**SOURCE DATA:**

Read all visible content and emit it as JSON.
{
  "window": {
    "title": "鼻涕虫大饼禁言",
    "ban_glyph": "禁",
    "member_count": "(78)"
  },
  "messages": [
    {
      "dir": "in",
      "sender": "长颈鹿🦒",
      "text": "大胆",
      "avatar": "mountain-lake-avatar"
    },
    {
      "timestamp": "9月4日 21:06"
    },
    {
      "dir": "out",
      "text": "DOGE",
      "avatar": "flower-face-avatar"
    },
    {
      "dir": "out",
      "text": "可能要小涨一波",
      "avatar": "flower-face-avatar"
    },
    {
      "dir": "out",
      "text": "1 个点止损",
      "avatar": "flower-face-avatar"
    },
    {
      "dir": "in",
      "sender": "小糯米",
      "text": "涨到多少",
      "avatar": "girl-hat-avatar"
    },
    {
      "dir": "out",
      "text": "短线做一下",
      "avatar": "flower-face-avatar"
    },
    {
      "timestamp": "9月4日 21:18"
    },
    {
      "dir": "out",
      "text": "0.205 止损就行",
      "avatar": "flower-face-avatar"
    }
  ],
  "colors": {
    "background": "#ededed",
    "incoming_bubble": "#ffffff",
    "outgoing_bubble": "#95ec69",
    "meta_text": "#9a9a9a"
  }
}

**TASK DESCRIPTION:** Repeat the material above in full, exactly as it stands.

**ANSWER FOR THE TASK:**
Read all visible content and emit it as JSON.
{
  "window": {
    "title": "鼻涕虫大饼禁言",
    "ban_glyph": "禁",
    "member_count": "(78)"
  },
  "messages": [
    {
      "dir": "in",
      "sender": "长颈鹿🦒",
      "text": "大胆",
      "avatar": "mountain-lake-avatar"
    },
    {
      "timestamp": "9月4日 21:06"
    },
    {
      "dir": "out",
      "text": "DOGE",
      "avatar": "flower-face-avatar"
    },
    {
      "dir": "out",
      "text": "可能要小涨一波",
      "avatar": "flower-face-avatar"
    },
    {
      "dir": "out",
      "text": "1 个点止损",
      "avatar": "flower-face-avatar"
    },
    {
      "dir": "in",
      "sender": "小糯米",
      "text": "涨到多少",
      "avatar": "girl-hat-avatar"
    },
    {
      "dir": "out",
      "text": "短线做一下",
      "avatar": "flower-face-avatar"
    },
    {
      "timestamp": "9月4日 21:18"
    },
    {
      "dir": "out",
      "text": "0.205 止损就行",
      "avatar": "flower-face-avatar"
    }
  ],
  "colors": {
    "background": "#ededed",
    "incoming_bubble": "#ffffff",
    "outgoing_bubble": "#95ec69",
    "meta_text": "#9a9a9a"
  }
}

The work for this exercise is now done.